Stored entries
▬▬▬▬▬▬▬▬▬▬
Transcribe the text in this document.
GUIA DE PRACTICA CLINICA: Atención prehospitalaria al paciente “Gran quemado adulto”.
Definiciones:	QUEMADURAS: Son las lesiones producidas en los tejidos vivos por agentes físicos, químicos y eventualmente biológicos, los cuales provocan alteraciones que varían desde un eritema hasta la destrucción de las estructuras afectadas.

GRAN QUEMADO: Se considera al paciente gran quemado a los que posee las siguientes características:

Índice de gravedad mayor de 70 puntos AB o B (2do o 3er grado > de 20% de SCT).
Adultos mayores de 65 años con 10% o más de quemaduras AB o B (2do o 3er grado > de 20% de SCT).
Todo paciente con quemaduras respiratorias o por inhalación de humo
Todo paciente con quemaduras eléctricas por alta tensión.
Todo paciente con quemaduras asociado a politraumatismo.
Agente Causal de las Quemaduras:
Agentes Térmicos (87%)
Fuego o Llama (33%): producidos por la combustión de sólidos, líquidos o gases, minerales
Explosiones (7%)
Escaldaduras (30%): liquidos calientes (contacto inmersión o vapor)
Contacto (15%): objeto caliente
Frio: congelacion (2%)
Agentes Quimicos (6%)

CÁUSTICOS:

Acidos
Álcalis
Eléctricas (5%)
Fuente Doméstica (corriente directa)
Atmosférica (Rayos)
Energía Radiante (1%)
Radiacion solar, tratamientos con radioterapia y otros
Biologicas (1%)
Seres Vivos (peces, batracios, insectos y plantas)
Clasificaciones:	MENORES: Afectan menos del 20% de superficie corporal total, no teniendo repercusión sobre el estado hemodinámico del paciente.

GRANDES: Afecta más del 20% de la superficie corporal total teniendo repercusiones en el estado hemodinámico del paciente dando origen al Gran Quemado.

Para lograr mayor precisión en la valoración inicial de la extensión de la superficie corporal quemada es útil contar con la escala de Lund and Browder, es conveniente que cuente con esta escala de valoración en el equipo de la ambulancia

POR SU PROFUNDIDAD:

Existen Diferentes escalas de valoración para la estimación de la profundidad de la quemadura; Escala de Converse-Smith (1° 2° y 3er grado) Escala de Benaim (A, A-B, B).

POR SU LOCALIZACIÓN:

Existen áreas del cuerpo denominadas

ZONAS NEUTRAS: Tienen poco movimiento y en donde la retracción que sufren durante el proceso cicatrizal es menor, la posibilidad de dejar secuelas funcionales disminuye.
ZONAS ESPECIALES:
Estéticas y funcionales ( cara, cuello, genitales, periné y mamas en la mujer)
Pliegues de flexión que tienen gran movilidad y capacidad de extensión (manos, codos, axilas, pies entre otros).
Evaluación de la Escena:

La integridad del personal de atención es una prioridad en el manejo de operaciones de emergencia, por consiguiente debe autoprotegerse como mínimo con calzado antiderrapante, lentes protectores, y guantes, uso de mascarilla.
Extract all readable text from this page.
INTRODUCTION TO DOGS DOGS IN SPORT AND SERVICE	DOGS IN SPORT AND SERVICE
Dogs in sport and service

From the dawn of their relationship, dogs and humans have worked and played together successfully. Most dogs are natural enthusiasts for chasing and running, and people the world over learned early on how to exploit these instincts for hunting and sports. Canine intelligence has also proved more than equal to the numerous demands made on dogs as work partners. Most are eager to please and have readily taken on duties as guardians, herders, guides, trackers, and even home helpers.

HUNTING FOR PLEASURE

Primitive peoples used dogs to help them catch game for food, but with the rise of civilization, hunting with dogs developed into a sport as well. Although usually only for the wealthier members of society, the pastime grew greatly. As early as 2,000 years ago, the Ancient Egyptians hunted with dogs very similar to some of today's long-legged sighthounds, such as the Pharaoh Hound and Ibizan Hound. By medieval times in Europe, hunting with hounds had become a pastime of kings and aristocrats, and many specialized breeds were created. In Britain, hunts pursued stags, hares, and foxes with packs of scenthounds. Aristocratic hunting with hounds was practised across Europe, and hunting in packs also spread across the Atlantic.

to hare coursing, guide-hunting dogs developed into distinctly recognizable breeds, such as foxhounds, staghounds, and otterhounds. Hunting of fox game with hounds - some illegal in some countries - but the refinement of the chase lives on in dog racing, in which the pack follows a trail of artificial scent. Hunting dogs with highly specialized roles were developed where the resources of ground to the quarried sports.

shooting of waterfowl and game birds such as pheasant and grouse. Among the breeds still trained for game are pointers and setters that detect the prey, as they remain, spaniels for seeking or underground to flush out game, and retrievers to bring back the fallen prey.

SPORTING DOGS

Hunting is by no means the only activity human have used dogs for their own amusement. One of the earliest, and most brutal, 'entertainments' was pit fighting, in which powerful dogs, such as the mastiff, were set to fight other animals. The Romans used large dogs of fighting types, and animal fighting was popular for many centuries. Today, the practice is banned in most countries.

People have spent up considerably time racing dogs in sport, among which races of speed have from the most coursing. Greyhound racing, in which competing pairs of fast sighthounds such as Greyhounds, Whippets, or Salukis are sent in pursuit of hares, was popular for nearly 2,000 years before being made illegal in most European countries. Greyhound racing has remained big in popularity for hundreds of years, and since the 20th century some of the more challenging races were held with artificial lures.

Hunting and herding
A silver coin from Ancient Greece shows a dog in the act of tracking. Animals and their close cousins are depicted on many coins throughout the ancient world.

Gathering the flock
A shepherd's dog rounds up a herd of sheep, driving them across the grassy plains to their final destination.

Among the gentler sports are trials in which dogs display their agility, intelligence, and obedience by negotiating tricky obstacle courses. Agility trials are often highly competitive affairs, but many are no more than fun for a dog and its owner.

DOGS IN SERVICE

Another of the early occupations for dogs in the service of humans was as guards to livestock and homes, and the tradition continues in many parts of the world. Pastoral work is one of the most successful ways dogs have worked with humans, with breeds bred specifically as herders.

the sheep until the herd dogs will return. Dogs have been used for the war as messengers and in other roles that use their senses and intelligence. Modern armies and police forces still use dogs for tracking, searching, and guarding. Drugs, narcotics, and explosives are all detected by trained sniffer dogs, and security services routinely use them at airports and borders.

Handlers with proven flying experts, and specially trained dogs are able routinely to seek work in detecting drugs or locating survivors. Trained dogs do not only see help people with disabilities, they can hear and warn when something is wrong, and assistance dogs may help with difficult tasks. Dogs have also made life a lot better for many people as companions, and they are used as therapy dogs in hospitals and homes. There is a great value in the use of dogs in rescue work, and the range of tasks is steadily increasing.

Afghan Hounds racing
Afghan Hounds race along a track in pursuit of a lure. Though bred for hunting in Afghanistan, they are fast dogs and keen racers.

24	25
▬▬▬▬▬▬▬▬▬▬
_EXERCISE_
Copy every line exactly. Leave nothing out.

_EXERCISE RESULT_
Transcribe the text in this document.
GUIA DE PRACTICA CLINICA: Atención prehospitalaria al paciente “Gran quemado adulto”.
Definiciones:	QUEMADURAS: Son las lesiones producidas en los tejidos vivos por agentes físicos, químicos y eventualmente biológicos, los cuales provocan alteraciones que varían desde un eritema hasta la destrucción de las estructuras afectadas.

GRAN QUEMADO: Se considera al paciente gran quemado a los que posee las siguientes características:

Índice de gravedad mayor de 70 puntos AB o B (2do o 3er grado > de 20% de SCT).
Adultos mayores de 65 años con 10% o más de quemaduras AB o B (2do o 3er grado > de 20% de SCT).
Todo paciente con quemaduras respiratorias o por inhalación de humo
Todo paciente con quemaduras eléctricas por alta tensión.
Todo paciente con quemaduras asociado a politraumatismo.
Agente Causal de las Quemaduras:
Agentes Térmicos (87%)
Fuego o Llama (33%): producidos por la combustión de sólidos, líquidos o gases, minerales
Explosiones (7%)
Escaldaduras (30%): liquidos calientes (contacto inmersión o vapor)
Contacto (15%): objeto caliente
Frio: congelacion (2%)
Agentes Quimicos (6%)

CÁUSTICOS:

Acidos
Álcalis
Eléctricas (5%)
Fuente Doméstica (corriente directa)
Atmosférica (Rayos)
Energía Radiante (1%)
Radiacion solar, tratamientos con radioterapia y otros
Biologicas (1%)
Seres Vivos (peces, batracios, insectos y plantas)
Clasificaciones:	MENORES: Afectan menos del 20% de superficie corporal total, no teniendo repercusión sobre el estado hemodinámico del paciente.

GRANDES: Afecta más del 20% de la superficie corporal total teniendo repercusiones en el estado hemodinámico del paciente dando origen al Gran Quemado.

Para lograr mayor precisión en la valoración inicial de la extensión de la superficie corporal quemada es útil contar con la escala de Lund and Browder, es conveniente que cuente con esta escala de valoración en el equipo de la ambulancia

POR SU PROFUNDIDAD:

Existen Diferentes escalas de valoración para la estimación de la profundidad de la quemadura; Escala de Converse-Smith (1° 2° y 3er grado) Escala de Benaim (A, A-B, B).

POR SU LOCALIZACIÓN:

Existen áreas del cuerpo denominadas

ZONAS NEUTRAS: Tienen poco movimiento y en donde la retracción que sufren durante el proceso cicatrizal es menor, la posibilidad de dejar secuelas funcionales disminuye.
ZONAS ESPECIALES:
Estéticas y funcionales ( cara, cuello, genitales, periné y mamas en la mujer)
Pliegues de flexión que tienen gran movilidad y capacidad de extensión (manos, codos, axilas, pies entre otros).
Evaluación de la Escena:

La integridad del personal de atención es una prioridad en el manejo de operaciones de emergencia, por consiguiente debe autoprotegerse como mínimo con calzado antiderrapante, lentes protectores, y guantes, uso de mascarilla.
Extract all readable text from this page.
INTRODUCTION TO DOGS DOGS IN SPORT AND SERVICE	DOGS IN SPORT AND SERVICE
Dogs in sport and service

From the dawn of their relationship, dogs and humans have worked and played together successfully. Most dogs are natural enthusiasts for chasing and running, and people the world over learned early on how to exploit these instincts for hunting and sports. Canine intelligence has also proved more than equal to the numerous demands made on dogs as work partners. Most are eager to please and have readily taken on duties as guardians, herders, guides, trackers, and even home helpers.

HUNTING FOR PLEASURE

Primitive peoples used dogs to help them catch game for food, but with the rise of civilization, hunting with dogs developed into a sport as well. Although usually only for the wealthier members of society, the pastime grew greatly. As early as 2,000 years ago, the Ancient Egyptians hunted with dogs very similar to some of today's long-legged sighthounds, such as the Pharaoh Hound and Ibizan Hound. By medieval times in Europe, hunting with hounds had become a pastime of kings and aristocrats, and many specialized breeds were created. In Britain, hunts pursued stags, hares, and foxes with packs of scenthounds. Aristocratic hunting with hounds was practised across Europe, and hunting in packs also spread across the Atlantic.

to hare coursing, guide-hunting dogs developed into distinctly recognizable breeds, such as foxhounds, staghounds, and otterhounds. Hunting of fox game with hounds - some illegal in some countries - but the refinement of the chase lives on in dog racing, in which the pack follows a trail of artificial scent. Hunting dogs with highly specialized roles were developed where the resources of ground to the quarried sports.

shooting of waterfowl and game birds such as pheasant and grouse. Among the breeds still trained for game are pointers and setters that detect the prey, as they remain, spaniels for seeking or underground to flush out game, and retrievers to bring back the fallen prey.

SPORTING DOGS

Hunting is by no means the only activity human have used dogs for their own amusement. One of the earliest, and most brutal, 'entertainments' was pit fighting, in which powerful dogs, such as the mastiff, were set to fight other animals. The Romans used large dogs of fighting types, and animal fighting was popular for many centuries. Today, the practice is banned in most countries.

People have spent up considerably time racing dogs in sport, among which races of speed have from the most coursing. Greyhound racing, in which competing pairs of fast sighthounds such as Greyhounds, Whippets, or Salukis are sent in pursuit of hares, was popular for nearly 2,000 years before being made illegal in most European countries. Greyhound racing has remained big in popularity for hundreds of years, and since the 20th century some of the more challenging races were held with artificial lures.

Hunting and herding
A silver coin from Ancient Greece shows a dog in the act of tracking. Animals and their close cousins are depicted on many coins throughout the ancient world.

Gathering the flock
A shepherd's dog rounds up a herd of sheep, driving them across the grassy plains to their final destination.

Among the gentler sports are trials in which dogs display their agility, intelligence, and obedience by negotiating tricky obstacle courses. Agility trials are often highly competitive affairs, but many are no more than fun for a dog and its owner.

DOGS IN SERVICE

Another of the early occupations for dogs in the service of humans was as guards to livestock and homes, and the tradition continues in many parts of the world. Pastoral work is one of the most successful ways dogs have worked with humans, with breeds bred specifically as herders.

the sheep until the herd dogs will return. Dogs have been used for the war as messengers and in other roles that use their senses and intelligence. Modern armies and police forces still use dogs for tracking, searching, and guarding. Drugs, narcotics, and explosives are all detected by trained sniffer dogs, and security services routinely use them at airports and borders.

Handlers with proven flying experts, and specially trained dogs are able routinely to seek work in detecting drugs or locating survivors. Trained dogs do not only see help people with disabilities, they can hear and warn when something is wrong, and assistance dogs may help with difficult tasks. Dogs have also made life a lot better for many people as companions, and they are used as therapy dogs in hospitals and homes. There is a great value in the use of dogs in rescue work, and the range of tasks is steadily increasing.

Afghan Hounds racing
Afghan Hounds race along a track in pursuit of a lure. Though bred for hunting in Afghanistan, they are fast dogs and keen racers.

24	25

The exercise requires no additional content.